Source data:
▽

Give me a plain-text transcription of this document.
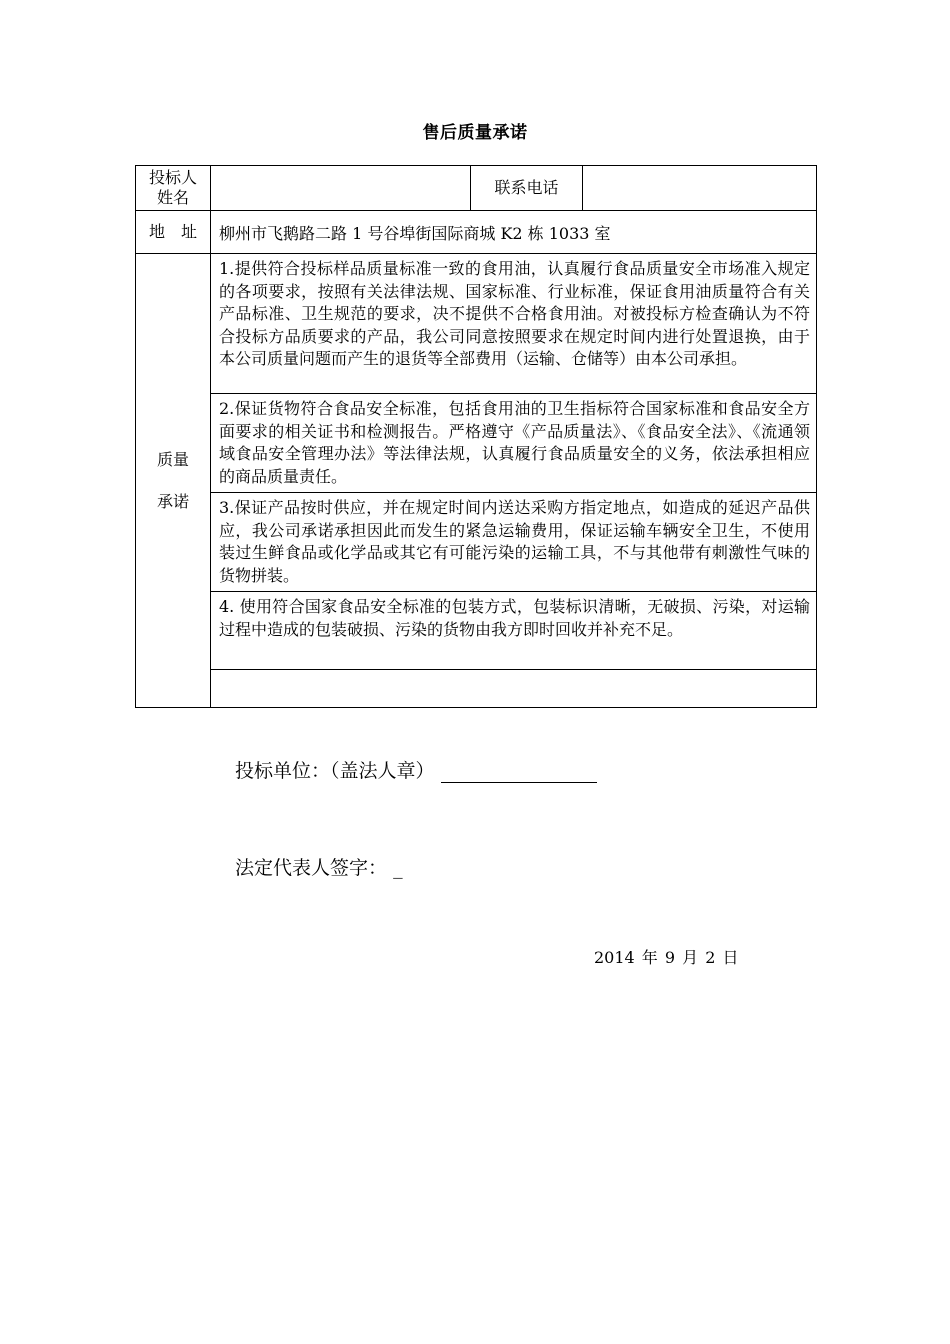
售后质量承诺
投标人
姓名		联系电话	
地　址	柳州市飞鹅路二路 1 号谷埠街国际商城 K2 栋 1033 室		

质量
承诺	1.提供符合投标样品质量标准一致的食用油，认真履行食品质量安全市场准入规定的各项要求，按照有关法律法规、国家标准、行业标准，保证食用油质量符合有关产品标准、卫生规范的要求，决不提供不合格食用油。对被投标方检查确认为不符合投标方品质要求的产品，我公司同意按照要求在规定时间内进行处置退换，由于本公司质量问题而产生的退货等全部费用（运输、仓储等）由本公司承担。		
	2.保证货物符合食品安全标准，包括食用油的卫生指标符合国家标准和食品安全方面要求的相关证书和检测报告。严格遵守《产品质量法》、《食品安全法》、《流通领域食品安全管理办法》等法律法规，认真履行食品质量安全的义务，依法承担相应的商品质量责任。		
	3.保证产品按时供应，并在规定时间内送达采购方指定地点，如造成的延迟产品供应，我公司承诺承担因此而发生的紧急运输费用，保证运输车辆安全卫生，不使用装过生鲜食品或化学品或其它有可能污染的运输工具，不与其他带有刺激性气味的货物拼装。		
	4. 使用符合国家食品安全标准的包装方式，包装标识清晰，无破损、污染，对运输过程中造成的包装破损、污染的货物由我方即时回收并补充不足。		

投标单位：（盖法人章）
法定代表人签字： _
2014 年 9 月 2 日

△
▽

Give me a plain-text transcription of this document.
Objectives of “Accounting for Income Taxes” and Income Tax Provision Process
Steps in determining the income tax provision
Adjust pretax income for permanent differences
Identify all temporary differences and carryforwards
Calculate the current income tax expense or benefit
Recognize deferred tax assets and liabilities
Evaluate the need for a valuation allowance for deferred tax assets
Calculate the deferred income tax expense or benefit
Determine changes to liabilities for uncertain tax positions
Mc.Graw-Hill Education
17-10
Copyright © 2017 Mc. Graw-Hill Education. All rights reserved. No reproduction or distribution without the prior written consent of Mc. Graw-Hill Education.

△
▽

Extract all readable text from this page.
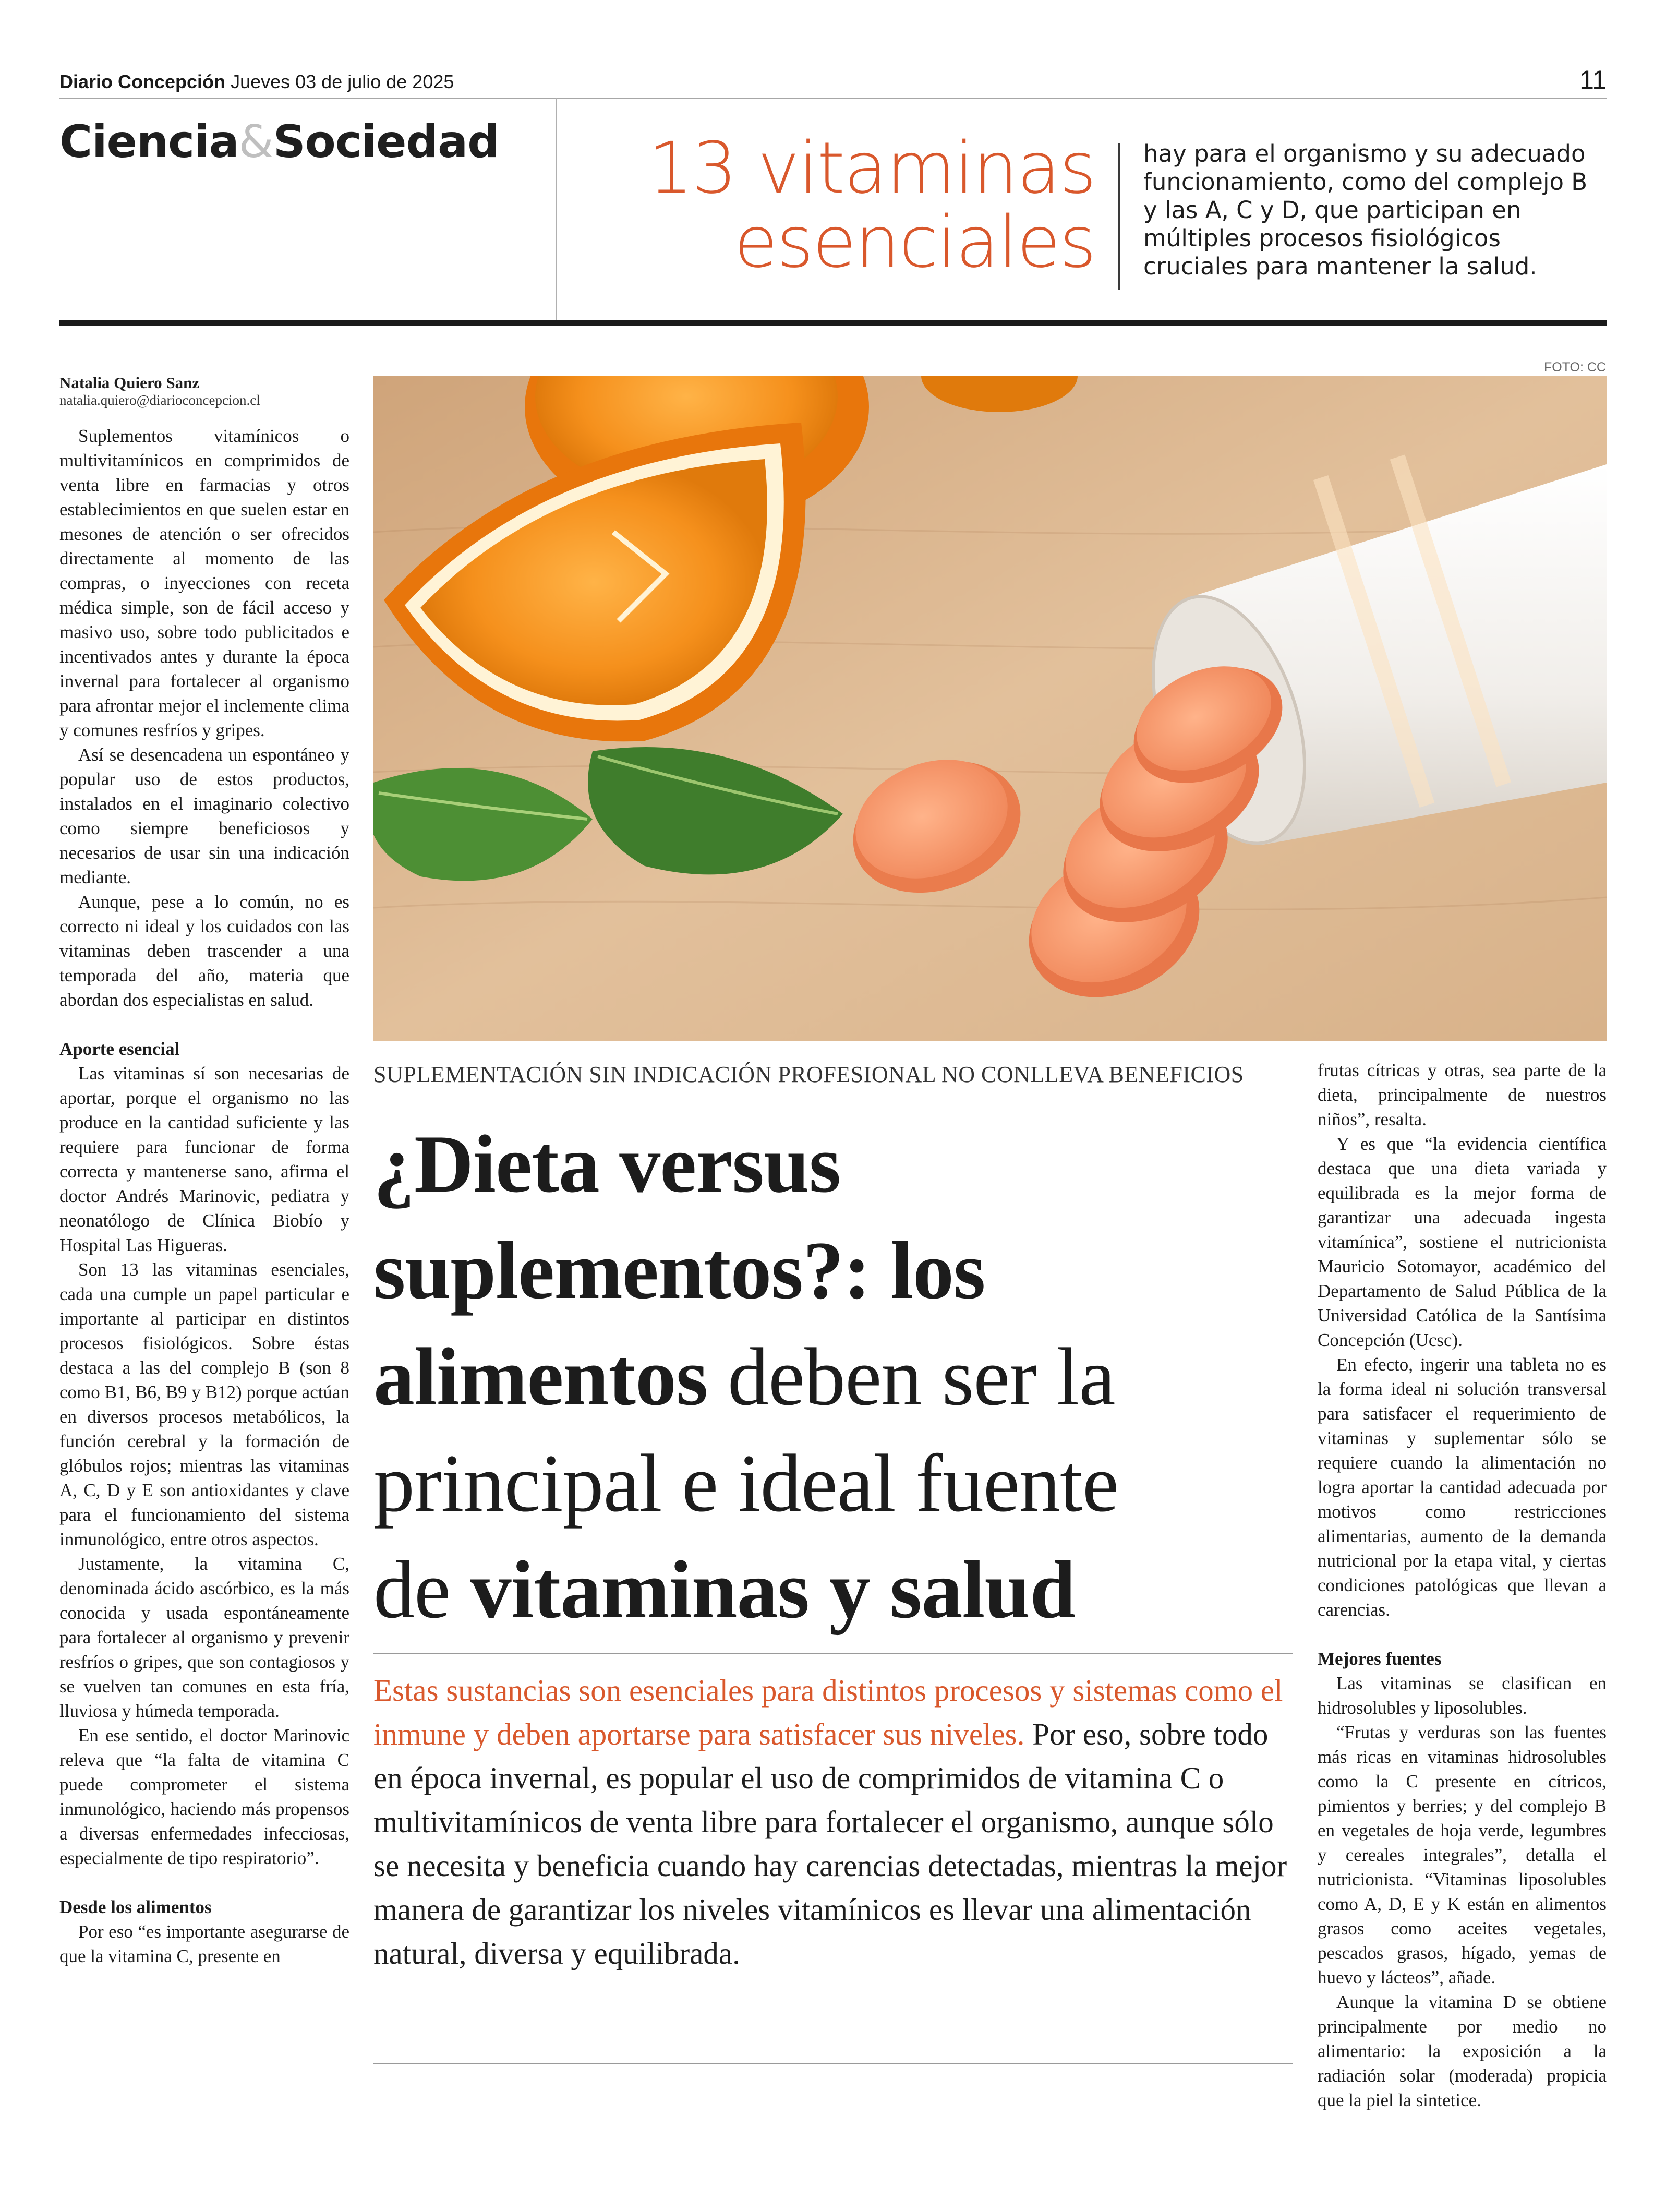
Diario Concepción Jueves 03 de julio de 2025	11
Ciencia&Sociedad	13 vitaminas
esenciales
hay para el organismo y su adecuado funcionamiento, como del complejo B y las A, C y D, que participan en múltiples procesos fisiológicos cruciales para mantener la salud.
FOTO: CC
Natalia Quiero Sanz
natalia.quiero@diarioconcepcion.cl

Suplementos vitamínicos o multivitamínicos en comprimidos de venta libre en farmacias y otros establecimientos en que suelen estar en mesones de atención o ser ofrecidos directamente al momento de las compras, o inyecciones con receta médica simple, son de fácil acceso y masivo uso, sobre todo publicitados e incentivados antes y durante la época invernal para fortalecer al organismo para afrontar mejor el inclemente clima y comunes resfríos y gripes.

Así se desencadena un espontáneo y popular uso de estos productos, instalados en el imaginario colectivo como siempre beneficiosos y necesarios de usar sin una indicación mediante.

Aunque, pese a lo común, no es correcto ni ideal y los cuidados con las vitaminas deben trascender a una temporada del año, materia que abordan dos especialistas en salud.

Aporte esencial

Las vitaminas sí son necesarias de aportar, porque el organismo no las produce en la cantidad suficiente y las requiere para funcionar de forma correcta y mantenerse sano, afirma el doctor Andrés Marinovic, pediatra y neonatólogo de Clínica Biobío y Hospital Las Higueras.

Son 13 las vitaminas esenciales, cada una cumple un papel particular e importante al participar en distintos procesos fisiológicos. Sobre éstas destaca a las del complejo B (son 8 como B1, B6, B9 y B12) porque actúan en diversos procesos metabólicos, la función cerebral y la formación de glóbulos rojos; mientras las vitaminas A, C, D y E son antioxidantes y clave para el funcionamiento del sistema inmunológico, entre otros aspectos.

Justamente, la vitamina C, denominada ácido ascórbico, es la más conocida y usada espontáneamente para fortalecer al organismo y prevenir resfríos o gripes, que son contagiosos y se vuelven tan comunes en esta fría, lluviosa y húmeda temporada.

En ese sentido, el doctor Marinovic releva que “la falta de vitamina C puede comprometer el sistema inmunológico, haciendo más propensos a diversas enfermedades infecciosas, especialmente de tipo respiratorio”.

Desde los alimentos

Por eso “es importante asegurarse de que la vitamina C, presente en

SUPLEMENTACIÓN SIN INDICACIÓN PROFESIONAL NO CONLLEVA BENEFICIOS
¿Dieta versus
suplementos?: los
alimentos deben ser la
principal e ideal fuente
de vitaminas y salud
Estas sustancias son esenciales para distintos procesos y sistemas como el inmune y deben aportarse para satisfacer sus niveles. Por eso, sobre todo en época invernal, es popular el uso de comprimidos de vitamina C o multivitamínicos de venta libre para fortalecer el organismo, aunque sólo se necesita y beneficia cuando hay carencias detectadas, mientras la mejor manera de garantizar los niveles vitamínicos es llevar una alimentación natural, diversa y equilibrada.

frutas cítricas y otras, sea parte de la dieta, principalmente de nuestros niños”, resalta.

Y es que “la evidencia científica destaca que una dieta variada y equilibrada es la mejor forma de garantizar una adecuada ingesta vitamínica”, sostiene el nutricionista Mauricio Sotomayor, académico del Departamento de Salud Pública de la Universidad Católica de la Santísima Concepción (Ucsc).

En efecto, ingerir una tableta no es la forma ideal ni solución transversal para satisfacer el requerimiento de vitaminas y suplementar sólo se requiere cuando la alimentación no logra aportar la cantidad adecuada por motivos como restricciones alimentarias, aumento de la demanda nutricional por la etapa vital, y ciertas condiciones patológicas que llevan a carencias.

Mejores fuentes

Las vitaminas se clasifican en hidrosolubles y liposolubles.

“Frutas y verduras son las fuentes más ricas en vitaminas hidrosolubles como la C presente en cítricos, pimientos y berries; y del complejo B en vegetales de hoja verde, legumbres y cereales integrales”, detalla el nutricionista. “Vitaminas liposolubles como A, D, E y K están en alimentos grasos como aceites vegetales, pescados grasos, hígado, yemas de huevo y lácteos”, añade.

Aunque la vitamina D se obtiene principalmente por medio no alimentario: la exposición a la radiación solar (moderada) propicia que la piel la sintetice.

△

# Prompt:
Extract every line containing the string "Graw" from the data above.

# Answer to this task:
Mc.Graw-Hill Education
Copyright © 2017 Mc. Graw-Hill Education. All rights reserved. No reproduction or distribution without the prior written consent of Mc. Graw-Hill Education.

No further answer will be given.